[Aim of the exercise] Without the pictures, print each of the records below exactly as it appears.

───── Excerpted data ─────

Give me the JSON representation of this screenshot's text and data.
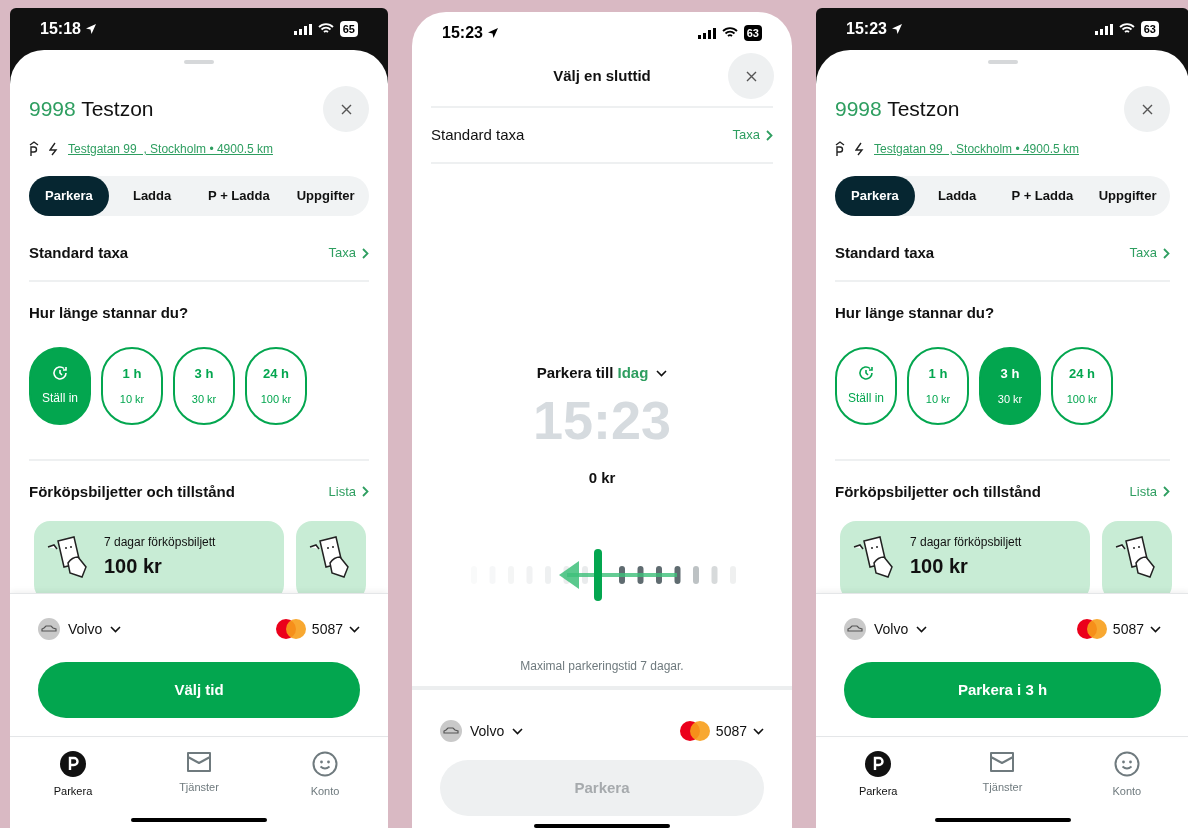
{
  "phones": [
    {
      "kind": "sheet",
      "status_bar": {
        "time": "15:18",
        "battery": "65"
      },
      "zone_number": "9998",
      "zone_name": "Testzon",
      "address": "Testgatan 99  , Stockholm • 4900.5 km",
      "tabs": [
        {
          "label": "Parkera",
          "selected": true
        },
        {
          "label": "Ladda",
          "selected": false
        },
        {
          "label": "P + Ladda",
          "selected": false
        },
        {
          "label": "Uppgifter",
          "selected": false
        }
      ],
      "rate": {
        "label": "Standard taxa",
        "link": "Taxa"
      },
      "duration_title": "Hur länge stannar du?",
      "durations": [
        {
          "kind": "custom",
          "label": "Ställ in",
          "selected": true
        },
        {
          "kind": "preset",
          "label": "1 h",
          "price": "10 kr",
          "selected": false
        },
        {
          "kind": "preset",
          "label": "3 h",
          "price": "30 kr",
          "selected": false
        },
        {
          "kind": "preset",
          "label": "24 h",
          "price": "100 kr",
          "selected": false
        }
      ],
      "tickets_title": "Förköpsbiljetter och tillstånd",
      "tickets_link": "Lista",
      "tickets": [
        {
          "name": "7 dagar förköpsbiljett",
          "price": "100 kr"
        }
      ],
      "vehicle": "Volvo",
      "card": "5087",
      "action": {
        "label": "Välj tid",
        "disabled": false
      },
      "nav": [
        {
          "label": "Parkera",
          "selected": true
        },
        {
          "label": "Tjänster",
          "selected": false
        },
        {
          "label": "Konto",
          "selected": false
        }
      ]
    },
    {
      "kind": "picker",
      "status_bar": {
        "time": "15:23",
        "battery": "63"
      },
      "title": "Välj en sluttid",
      "rate": {
        "label": "Standard taxa",
        "link": "Taxa"
      },
      "park_until": "Parkera till",
      "day": "Idag",
      "time": "15:23",
      "cost": "0 kr",
      "note": "Maximal parkeringstid 7 dagar.",
      "vehicle": "Volvo",
      "card": "5087",
      "action": {
        "label": "Parkera",
        "disabled": true
      }
    },
    {
      "kind": "sheet",
      "status_bar": {
        "time": "15:23",
        "battery": "63"
      },
      "zone_number": "9998",
      "zone_name": "Testzon",
      "address": "Testgatan 99  , Stockholm • 4900.5 km",
      "tabs": [
        {
          "label": "Parkera",
          "selected": true
        },
        {
          "label": "Ladda",
          "selected": false
        },
        {
          "label": "P + Ladda",
          "selected": false
        },
        {
          "label": "Uppgifter",
          "selected": false
        }
      ],
      "rate": {
        "label": "Standard taxa",
        "link": "Taxa"
      },
      "duration_title": "Hur länge stannar du?",
      "durations": [
        {
          "kind": "custom",
          "label": "Ställ in",
          "selected": false
        },
        {
          "kind": "preset",
          "label": "1 h",
          "price": "10 kr",
          "selected": false
        },
        {
          "kind": "preset",
          "label": "3 h",
          "price": "30 kr",
          "selected": true
        },
        {
          "kind": "preset",
          "label": "24 h",
          "price": "100 kr",
          "selected": false
        }
      ],
      "tickets_title": "Förköpsbiljetter och tillstånd",
      "tickets_link": "Lista",
      "tickets": [
        {
          "name": "7 dagar förköpsbiljett",
          "price": "100 kr"
        }
      ],
      "vehicle": "Volvo",
      "card": "5087",
      "action": {
        "label": "Parkera i 3 h",
        "disabled": false
      },
      "nav": [
        {
          "label": "Parkera",
          "selected": true
        },
        {
          "label": "Tjänster",
          "selected": false
        },
        {
          "label": "Konto",
          "selected": false
        }
      ]
    }
  ]
}
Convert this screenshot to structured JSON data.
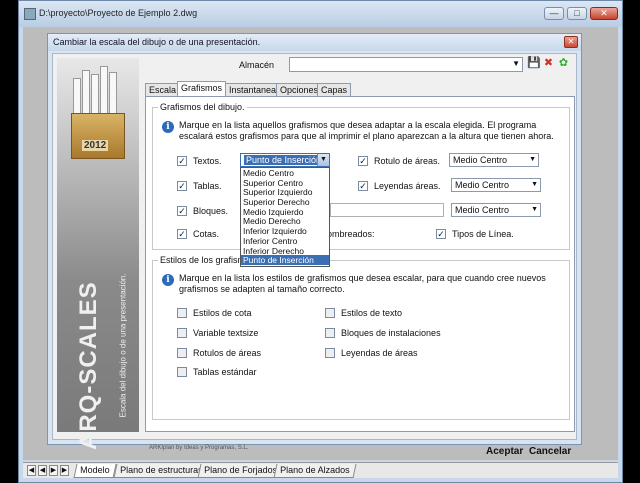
{
  "window": {
    "title": "D:\\proyecto\\Proyecto de Ejemplo 2.dwg"
  },
  "dialog": {
    "title": "Cambiar la escala del dibujo o de una presentación.",
    "almacen_label": "Almacén",
    "almacen_value": "",
    "banner_title": "ARQ-SCALES",
    "banner_subtitle": "Escala del dibujo o de una presentación.",
    "year": "2012",
    "tabs": [
      "Escala",
      "Grafismos",
      "Instantaneas",
      "Opciones",
      "Capas"
    ],
    "group1": {
      "label": "Grafismos del dibujo.",
      "desc": "Marque en la lista aquellos grafismos que desea adaptar a la escala elegida. El programa escalará estos grafismos para que al imprimir el plano aparezcan a la altura que tienen ahora.",
      "textos": {
        "label": "Textos.",
        "value": "Punto de Inserción"
      },
      "tablas": {
        "label": "Tablas."
      },
      "bloques": {
        "label": "Bloques."
      },
      "cotas": {
        "label": "Cotas."
      },
      "sombreados": {
        "label": "Sombreados:"
      },
      "rotulo": {
        "label": "Rotulo de áreas.",
        "value": "Medio Centro"
      },
      "leyendas": {
        "label": "Leyendas áreas.",
        "value": "Medio Centro"
      },
      "bloques_combo": "Medio Centro",
      "tipos_linea": {
        "label": "Tipos de Línea."
      }
    },
    "dropdown_options": [
      "Medio Centro",
      "Superior Centro",
      "Superior Izquierdo",
      "Superior Derecho",
      "Medio Izquierdo",
      "Medio Derecho",
      "Inferior Izquierdo",
      "Inferior Centro",
      "Inferior Derecho",
      "Punto de Inserción"
    ],
    "group2": {
      "label": "Estilos de los grafismos",
      "desc": "Marque en la lista los estilos de grafismos que desea escalar, para que cuando cree nuevos grafismos se adapten al tamaño correcto.",
      "items": [
        "Estilos de cota",
        "Variable textsize",
        "Rotulos de áreas",
        "Tablas estándar",
        "Estilos de texto",
        "Bloques de instalaciones",
        "Leyendas de áreas"
      ]
    },
    "footer_note": "ARKIplan by Ideas y Programas, S.L.",
    "accept": "Aceptar",
    "cancel": "Cancelar"
  },
  "layout_tabs": [
    "Modelo",
    "Plano de estructuras",
    "Plano de Forjados",
    "Plano de Alzados"
  ]
}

─────

[Answer below]
Give me the JSON representation of this screenshot's text and data.
{
  "phones": [
    {
      "kind": "sheet",
      "status_bar": {
        "time": "15:18",
        "battery": "65"
      },
      "zone_number": "9998",
      "zone_name": "Testzon",
      "address": "Testgatan 99  , Stockholm • 4900.5 km",
      "tabs": [
        {
          "label": "Parkera",
          "selected": true
        },
        {
          "label": "Ladda",
          "selected": false
        },
        {
          "label": "P + Ladda",
          "selected": false
        },
        {
          "label": "Uppgifter",
          "selected": false
        }
      ],
      "rate": {
        "label": "Standard taxa",
        "link": "Taxa"
      },
      "duration_title": "Hur länge stannar du?",
      "durations": [
        {
          "kind": "custom",
          "label": "Ställ in",
          "selected": true
        },
        {
          "kind": "preset",
          "label": "1 h",
          "price": "10 kr",
          "selected": false
        },
        {
          "kind": "preset",
          "label": "3 h",
          "price": "30 kr",
          "selected": false
        },
        {
          "kind": "preset",
          "label": "24 h",
          "price": "100 kr",
          "selected": false
        }
      ],
      "tickets_title": "Förköpsbiljetter och tillstånd",
      "tickets_link": "Lista",
      "tickets": [
        {
          "name": "7 dagar förköpsbiljett",
          "price": "100 kr"
        }
      ],
      "vehicle": "Volvo",
      "card": "5087",
      "action": {
        "label": "Välj tid",
        "disabled": false
      },
      "nav": [
        {
          "label": "Parkera",
          "selected": true
        },
        {
          "label": "Tjänster",
          "selected": false
        },
        {
          "label": "Konto",
          "selected": false
        }
      ]
    },
    {
      "kind": "picker",
      "status_bar": {
        "time": "15:23",
        "battery": "63"
      },
      "title": "Välj en sluttid",
      "rate": {
        "label": "Standard taxa",
        "link": "Taxa"
      },
      "park_until": "Parkera till",
      "day": "Idag",
      "time": "15:23",
      "cost": "0 kr",
      "note": "Maximal parkeringstid 7 dagar.",
      "vehicle": "Volvo",
      "card": "5087",
      "action": {
        "label": "Parkera",
        "disabled": true
      }
    },
    {
      "kind": "sheet",
      "status_bar": {
        "time": "15:23",
        "battery": "63"
      },
      "zone_number": "9998",
      "zone_name": "Testzon",
      "address": "Testgatan 99  , Stockholm • 4900.5 km",
      "tabs": [
        {
          "label": "Parkera",
          "selected": true
        },
        {
          "label": "Ladda",
          "selected": false
        },
        {
          "label": "P + Ladda",
          "selected": false
        },
        {
          "label": "Uppgifter",
          "selected": false
        }
      ],
      "rate": {
        "label": "Standard taxa",
        "link": "Taxa"
      },
      "duration_title": "Hur länge stannar du?",
      "durations": [
        {
          "kind": "custom",
          "label": "Ställ in",
          "selected": false
        },
        {
          "kind": "preset",
          "label": "1 h",
          "price": "10 kr",
          "selected": false
        },
        {
          "kind": "preset",
          "label": "3 h",
          "price": "30 kr",
          "selected": true
        },
        {
          "kind": "preset",
          "label": "24 h",
          "price": "100 kr",
          "selected": false
        }
      ],
      "tickets_title": "Förköpsbiljetter och tillstånd",
      "tickets_link": "Lista",
      "tickets": [
        {
          "name": "7 dagar förköpsbiljett",
          "price": "100 kr"
        }
      ],
      "vehicle": "Volvo",
      "card": "5087",
      "action": {
        "label": "Parkera i 3 h",
        "disabled": false
      },
      "nav": [
        {
          "label": "Parkera",
          "selected": true
        },
        {
          "label": "Tjänster",
          "selected": false
        },
        {
          "label": "Konto",
          "selected": false
        }
      ]
    }
  ]
}
Convert this screenshot to structured JSON data.
{
  "window": {
    "title": "D:\\proyecto\\Proyecto de Ejemplo 2.dwg"
  },
  "dialog": {
    "title": "Cambiar la escala del dibujo o de una presentación.",
    "almacen_label": "Almacén",
    "almacen_value": "",
    "banner_title": "ARQ-SCALES",
    "banner_subtitle": "Escala del dibujo o de una presentación.",
    "year": "2012",
    "tabs": [
      "Escala",
      "Grafismos",
      "Instantaneas",
      "Opciones",
      "Capas"
    ],
    "group1": {
      "label": "Grafismos del dibujo.",
      "desc": "Marque en la lista aquellos grafismos que desea adaptar a la escala elegida. El programa escalará estos grafismos para que al imprimir el plano aparezcan a la altura que tienen ahora.",
      "textos": {
        "label": "Textos.",
        "value": "Punto de Inserción"
      },
      "tablas": {
        "label": "Tablas."
      },
      "bloques": {
        "label": "Bloques."
      },
      "cotas": {
        "label": "Cotas."
      },
      "sombreados": {
        "label": "Sombreados:"
      },
      "rotulo": {
        "label": "Rotulo de áreas.",
        "value": "Medio Centro"
      },
      "leyendas": {
        "label": "Leyendas áreas.",
        "value": "Medio Centro"
      },
      "bloques_combo": "Medio Centro",
      "tipos_linea": {
        "label": "Tipos de Línea."
      }
    },
    "dropdown_options": [
      "Medio Centro",
      "Superior Centro",
      "Superior Izquierdo",
      "Superior Derecho",
      "Medio Izquierdo",
      "Medio Derecho",
      "Inferior Izquierdo",
      "Inferior Centro",
      "Inferior Derecho",
      "Punto de Inserción"
    ],
    "group2": {
      "label": "Estilos de los grafismos",
      "desc": "Marque en la lista los estilos de grafismos que desea escalar, para que cuando cree nuevos grafismos se adapten al tamaño correcto.",
      "items": [
        "Estilos de cota",
        "Variable textsize",
        "Rotulos de áreas",
        "Tablas estándar",
        "Estilos de texto",
        "Bloques de instalaciones",
        "Leyendas de áreas"
      ]
    },
    "footer_note": "ARKIplan by Ideas y Programas, S.L.",
    "accept": "Aceptar",
    "cancel": "Cancelar"
  },
  "layout_tabs": [
    "Modelo",
    "Plano de estructuras",
    "Plano de Forjados",
    "Plano de Alzados"
  ]
}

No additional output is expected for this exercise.